STATED TASK - Keep the wording of each record exactly the same when you repeat it, and leave out pictures.

Some records:
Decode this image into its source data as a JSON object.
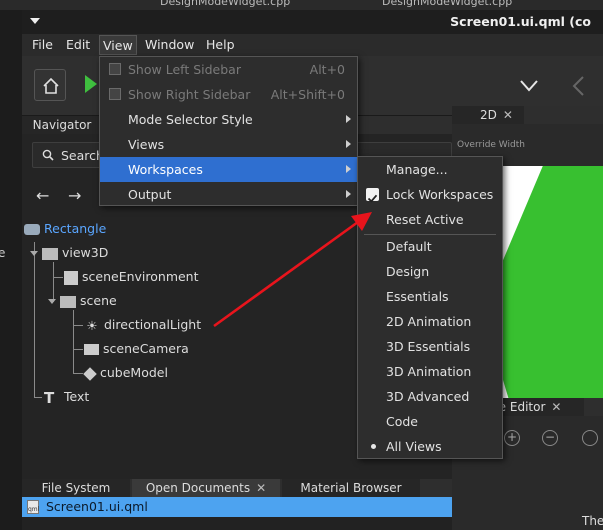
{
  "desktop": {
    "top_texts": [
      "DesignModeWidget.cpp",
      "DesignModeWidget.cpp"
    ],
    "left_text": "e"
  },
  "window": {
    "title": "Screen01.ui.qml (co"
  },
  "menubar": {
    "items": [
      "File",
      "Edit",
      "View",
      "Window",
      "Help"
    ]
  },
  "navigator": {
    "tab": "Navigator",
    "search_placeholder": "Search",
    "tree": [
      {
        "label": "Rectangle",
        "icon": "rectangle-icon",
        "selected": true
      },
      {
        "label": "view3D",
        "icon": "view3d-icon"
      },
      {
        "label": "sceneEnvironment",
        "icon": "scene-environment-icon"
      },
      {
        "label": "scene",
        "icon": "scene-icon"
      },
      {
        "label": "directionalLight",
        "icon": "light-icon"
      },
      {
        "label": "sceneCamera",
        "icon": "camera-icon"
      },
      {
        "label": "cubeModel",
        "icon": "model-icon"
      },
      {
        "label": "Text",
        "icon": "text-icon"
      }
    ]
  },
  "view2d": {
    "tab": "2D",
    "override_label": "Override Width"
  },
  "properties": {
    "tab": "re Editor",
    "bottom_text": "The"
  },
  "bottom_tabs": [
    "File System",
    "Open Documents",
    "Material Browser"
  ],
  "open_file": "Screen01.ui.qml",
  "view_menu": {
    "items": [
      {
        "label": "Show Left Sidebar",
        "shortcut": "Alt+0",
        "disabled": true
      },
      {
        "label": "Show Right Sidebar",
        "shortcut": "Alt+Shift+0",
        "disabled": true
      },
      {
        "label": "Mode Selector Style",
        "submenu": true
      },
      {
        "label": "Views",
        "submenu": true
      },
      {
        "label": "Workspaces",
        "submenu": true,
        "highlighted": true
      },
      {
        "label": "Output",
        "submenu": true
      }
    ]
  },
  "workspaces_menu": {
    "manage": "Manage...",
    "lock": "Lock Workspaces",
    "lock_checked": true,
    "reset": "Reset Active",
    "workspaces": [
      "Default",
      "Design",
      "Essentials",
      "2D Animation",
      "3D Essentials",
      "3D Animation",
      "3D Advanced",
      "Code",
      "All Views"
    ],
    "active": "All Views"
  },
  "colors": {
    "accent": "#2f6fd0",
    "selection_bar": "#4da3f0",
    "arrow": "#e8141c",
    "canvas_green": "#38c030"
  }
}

COMPLETED EXERCISE -
Decode this image into its source data as a JSON object.
{
  "desktop": {
    "top_texts": [
      "DesignModeWidget.cpp",
      "DesignModeWidget.cpp"
    ],
    "left_text": "e"
  },
  "window": {
    "title": "Screen01.ui.qml (co"
  },
  "menubar": {
    "items": [
      "File",
      "Edit",
      "View",
      "Window",
      "Help"
    ]
  },
  "navigator": {
    "tab": "Navigator",
    "search_placeholder": "Search",
    "tree": [
      {
        "label": "Rectangle",
        "icon": "rectangle-icon",
        "selected": true
      },
      {
        "label": "view3D",
        "icon": "view3d-icon"
      },
      {
        "label": "sceneEnvironment",
        "icon": "scene-environment-icon"
      },
      {
        "label": "scene",
        "icon": "scene-icon"
      },
      {
        "label": "directionalLight",
        "icon": "light-icon"
      },
      {
        "label": "sceneCamera",
        "icon": "camera-icon"
      },
      {
        "label": "cubeModel",
        "icon": "model-icon"
      },
      {
        "label": "Text",
        "icon": "text-icon"
      }
    ]
  },
  "view2d": {
    "tab": "2D",
    "override_label": "Override Width"
  },
  "properties": {
    "tab": "re Editor",
    "bottom_text": "The"
  },
  "bottom_tabs": [
    "File System",
    "Open Documents",
    "Material Browser"
  ],
  "open_file": "Screen01.ui.qml",
  "view_menu": {
    "items": [
      {
        "label": "Show Left Sidebar",
        "shortcut": "Alt+0",
        "disabled": true
      },
      {
        "label": "Show Right Sidebar",
        "shortcut": "Alt+Shift+0",
        "disabled": true
      },
      {
        "label": "Mode Selector Style",
        "submenu": true
      },
      {
        "label": "Views",
        "submenu": true
      },
      {
        "label": "Workspaces",
        "submenu": true,
        "highlighted": true
      },
      {
        "label": "Output",
        "submenu": true
      }
    ]
  },
  "workspaces_menu": {
    "manage": "Manage...",
    "lock": "Lock Workspaces",
    "lock_checked": true,
    "reset": "Reset Active",
    "workspaces": [
      "Default",
      "Design",
      "Essentials",
      "2D Animation",
      "3D Essentials",
      "3D Animation",
      "3D Advanced",
      "Code",
      "All Views"
    ],
    "active": "All Views"
  },
  "colors": {
    "accent": "#2f6fd0",
    "selection_bar": "#4da3f0",
    "arrow": "#e8141c",
    "canvas_green": "#38c030"
  }
}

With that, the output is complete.